>> BEGIN Records provided

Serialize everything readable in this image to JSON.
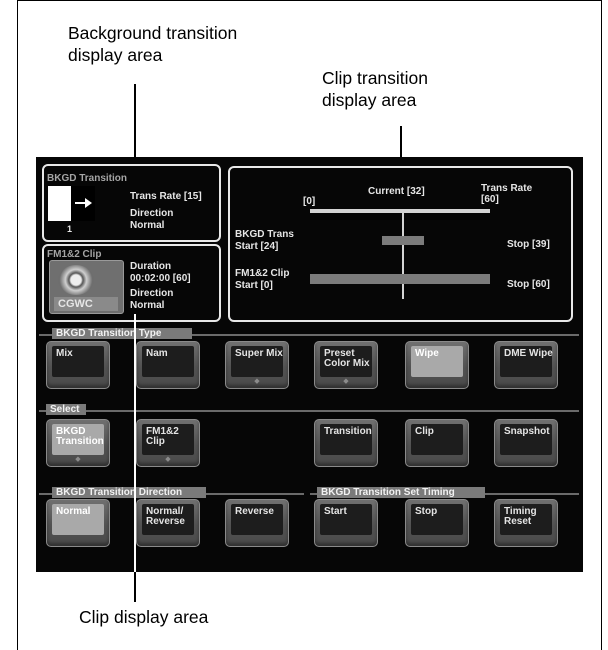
{
  "callouts": {
    "background_transition": "Background transition\ndisplay area",
    "clip_transition": "Clip transition\ndisplay area",
    "clip_display": "Clip display area"
  },
  "bkgd_transition": {
    "title": "BKGD Transition",
    "trans_rate": "Trans Rate [15]",
    "direction_label": "Direction",
    "direction_value": "Normal",
    "pattern_number": "1"
  },
  "clip": {
    "title": "FM1&2 Clip",
    "thumb_label": "CGWC",
    "duration_label": "Duration",
    "duration_value": "00:02:00 [60]",
    "direction_label": "Direction",
    "direction_value": "Normal"
  },
  "timeline": {
    "start_marker": "[0]",
    "current": "Current [32]",
    "trans_rate_label": "Trans Rate",
    "trans_rate_value": "[60]",
    "bkgd_label": "BKGD Trans",
    "bkgd_start": "Start [24]",
    "bkgd_stop": "Stop [39]",
    "clip_label": "FM1&2 Clip",
    "clip_start": "Start [0]",
    "clip_stop": "Stop [60]",
    "scale_max": 60,
    "current_value": 32,
    "bkgd_range": [
      24,
      39
    ],
    "clip_range": [
      0,
      60
    ]
  },
  "sections": {
    "type": "BKGD Transition Type",
    "select": "Select",
    "direction": "BKGD Transition Direction",
    "timing": "BKGD Transition Set Timing"
  },
  "buttons": {
    "mix": "Mix",
    "nam": "Nam",
    "super_mix": "Super Mix",
    "preset_color_mix": "Preset\nColor Mix",
    "wipe": "Wipe",
    "dme_wipe": "DME Wipe",
    "bkgd_transition": "BKGD\nTransition",
    "fm12_clip": "FM1&2\nClip",
    "transition": "Transition",
    "clip": "Clip",
    "snapshot": "Snapshot",
    "normal": "Normal",
    "normal_reverse": "Normal/\nReverse",
    "reverse": "Reverse",
    "start": "Start",
    "stop": "Stop",
    "timing_reset": "Timing\nReset"
  },
  "colors": {
    "panel_bg": "#060606",
    "lit_button": "#a9a9a9",
    "bar": "#d4d4d4"
  }
}
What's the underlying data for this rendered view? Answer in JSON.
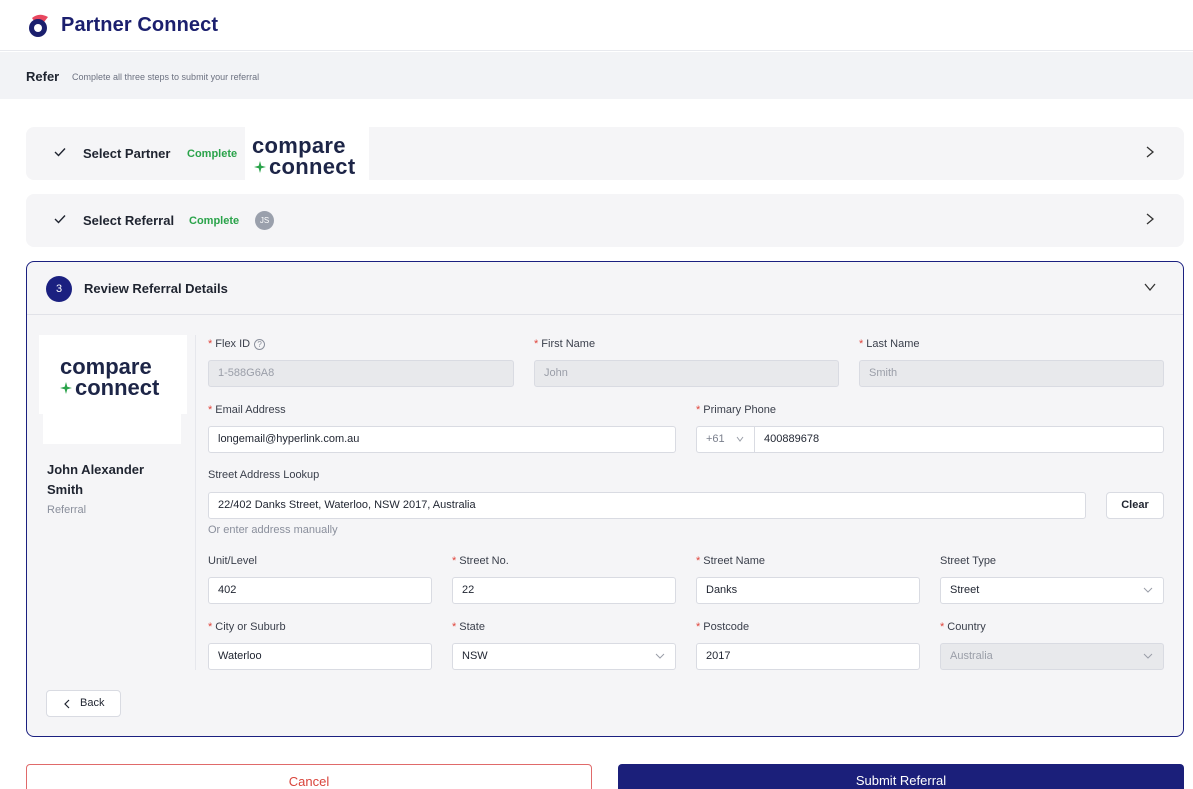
{
  "app": {
    "name": "Partner Connect"
  },
  "page": {
    "title": "Refer",
    "hint": "Complete all three steps to submit your referral"
  },
  "steps": [
    {
      "label": "Select Partner",
      "status": "Complete",
      "partner_logo": {
        "line1": "compare",
        "line2": "connect"
      }
    },
    {
      "label": "Select Referral",
      "status": "Complete",
      "avatar_initials": "JS"
    },
    {
      "number": "3",
      "label": "Review Referral Details"
    }
  ],
  "sidebar": {
    "logo": {
      "line1": "compare",
      "line2": "connect"
    },
    "name": "John Alexander Smith",
    "role": "Referral"
  },
  "form": {
    "flex_id": {
      "label": "Flex ID",
      "value": "1-588G6A8",
      "help": "?"
    },
    "first_name": {
      "label": "First Name",
      "value": "John"
    },
    "last_name": {
      "label": "Last Name",
      "value": "Smith"
    },
    "email": {
      "label": "Email Address",
      "value": "longemail@hyperlink.com.au"
    },
    "phone": {
      "label": "Primary Phone",
      "country_code": "+61",
      "value": "400889678"
    },
    "address_lookup": {
      "label": "Street Address Lookup",
      "value": "22/402 Danks Street, Waterloo, NSW 2017, Australia",
      "clear_label": "Clear"
    },
    "manual_link": "Or enter address manually",
    "unit": {
      "label": "Unit/Level",
      "value": "402"
    },
    "street_no": {
      "label": "Street No.",
      "value": "22"
    },
    "street_name": {
      "label": "Street Name",
      "value": "Danks"
    },
    "street_type": {
      "label": "Street Type",
      "value": "Street"
    },
    "city": {
      "label": "City or Suburb",
      "value": "Waterloo"
    },
    "state": {
      "label": "State",
      "value": "NSW"
    },
    "postcode": {
      "label": "Postcode",
      "value": "2017"
    },
    "country": {
      "label": "Country",
      "value": "Australia"
    },
    "required_mark": "*"
  },
  "actions": {
    "back": "Back",
    "cancel": "Cancel",
    "submit": "Submit Referral"
  },
  "colors": {
    "brand_navy": "#1b1f7a",
    "success_green": "#2aa34a",
    "danger_red": "#d9443b",
    "logo_green": "#2aa34a",
    "logo_pink": "#e8475f"
  }
}
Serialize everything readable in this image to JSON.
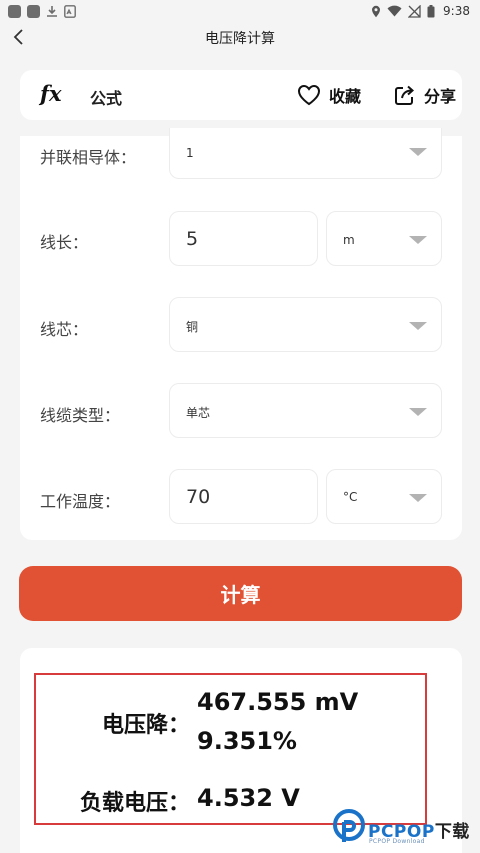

>> END Records provided

Short exercise: Please set down each line of the data above exactly as written, without the pictures.

Exercise answer:
Serialize everything readable in this image to JSON.
{
  "callouts": {
    "background_transition": "Background transition\ndisplay area",
    "clip_transition": "Clip transition\ndisplay area",
    "clip_display": "Clip display area"
  },
  "bkgd_transition": {
    "title": "BKGD Transition",
    "trans_rate": "Trans Rate [15]",
    "direction_label": "Direction",
    "direction_value": "Normal",
    "pattern_number": "1"
  },
  "clip": {
    "title": "FM1&2 Clip",
    "thumb_label": "CGWC",
    "duration_label": "Duration",
    "duration_value": "00:02:00 [60]",
    "direction_label": "Direction",
    "direction_value": "Normal"
  },
  "timeline": {
    "start_marker": "[0]",
    "current": "Current [32]",
    "trans_rate_label": "Trans Rate",
    "trans_rate_value": "[60]",
    "bkgd_label": "BKGD Trans",
    "bkgd_start": "Start [24]",
    "bkgd_stop": "Stop [39]",
    "clip_label": "FM1&2 Clip",
    "clip_start": "Start [0]",
    "clip_stop": "Stop [60]",
    "scale_max": 60,
    "current_value": 32,
    "bkgd_range": [
      24,
      39
    ],
    "clip_range": [
      0,
      60
    ]
  },
  "sections": {
    "type": "BKGD Transition Type",
    "select": "Select",
    "direction": "BKGD Transition Direction",
    "timing": "BKGD Transition Set Timing"
  },
  "buttons": {
    "mix": "Mix",
    "nam": "Nam",
    "super_mix": "Super Mix",
    "preset_color_mix": "Preset\nColor Mix",
    "wipe": "Wipe",
    "dme_wipe": "DME Wipe",
    "bkgd_transition": "BKGD\nTransition",
    "fm12_clip": "FM1&2\nClip",
    "transition": "Transition",
    "clip": "Clip",
    "snapshot": "Snapshot",
    "normal": "Normal",
    "normal_reverse": "Normal/\nReverse",
    "reverse": "Reverse",
    "start": "Start",
    "stop": "Stop",
    "timing_reset": "Timing\nReset"
  },
  "colors": {
    "panel_bg": "#060606",
    "lit_button": "#a9a9a9",
    "bar": "#d4d4d4"
  }
}
What's the underlying data for this rendered view? Answer in JSON.
{
  "app": {
    "name": "Partner Connect"
  },
  "page": {
    "title": "Refer",
    "hint": "Complete all three steps to submit your referral"
  },
  "steps": [
    {
      "label": "Select Partner",
      "status": "Complete",
      "partner_logo": {
        "line1": "compare",
        "line2": "connect"
      }
    },
    {
      "label": "Select Referral",
      "status": "Complete",
      "avatar_initials": "JS"
    },
    {
      "number": "3",
      "label": "Review Referral Details"
    }
  ],
  "sidebar": {
    "logo": {
      "line1": "compare",
      "line2": "connect"
    },
    "name": "John Alexander Smith",
    "role": "Referral"
  },
  "form": {
    "flex_id": {
      "label": "Flex ID",
      "value": "1-588G6A8",
      "help": "?"
    },
    "first_name": {
      "label": "First Name",
      "value": "John"
    },
    "last_name": {
      "label": "Last Name",
      "value": "Smith"
    },
    "email": {
      "label": "Email Address",
      "value": "longemail@hyperlink.com.au"
    },
    "phone": {
      "label": "Primary Phone",
      "country_code": "+61",
      "value": "400889678"
    },
    "address_lookup": {
      "label": "Street Address Lookup",
      "value": "22/402 Danks Street, Waterloo, NSW 2017, Australia",
      "clear_label": "Clear"
    },
    "manual_link": "Or enter address manually",
    "unit": {
      "label": "Unit/Level",
      "value": "402"
    },
    "street_no": {
      "label": "Street No.",
      "value": "22"
    },
    "street_name": {
      "label": "Street Name",
      "value": "Danks"
    },
    "street_type": {
      "label": "Street Type",
      "value": "Street"
    },
    "city": {
      "label": "City or Suburb",
      "value": "Waterloo"
    },
    "state": {
      "label": "State",
      "value": "NSW"
    },
    "postcode": {
      "label": "Postcode",
      "value": "2017"
    },
    "country": {
      "label": "Country",
      "value": "Australia"
    },
    "required_mark": "*"
  },
  "actions": {
    "back": "Back",
    "cancel": "Cancel",
    "submit": "Submit Referral"
  },
  "colors": {
    "brand_navy": "#1b1f7a",
    "success_green": "#2aa34a",
    "danger_red": "#d9443b",
    "logo_green": "#2aa34a",
    "logo_pink": "#e8475f"
  }
}
Serialize everything readable in this image to JSON.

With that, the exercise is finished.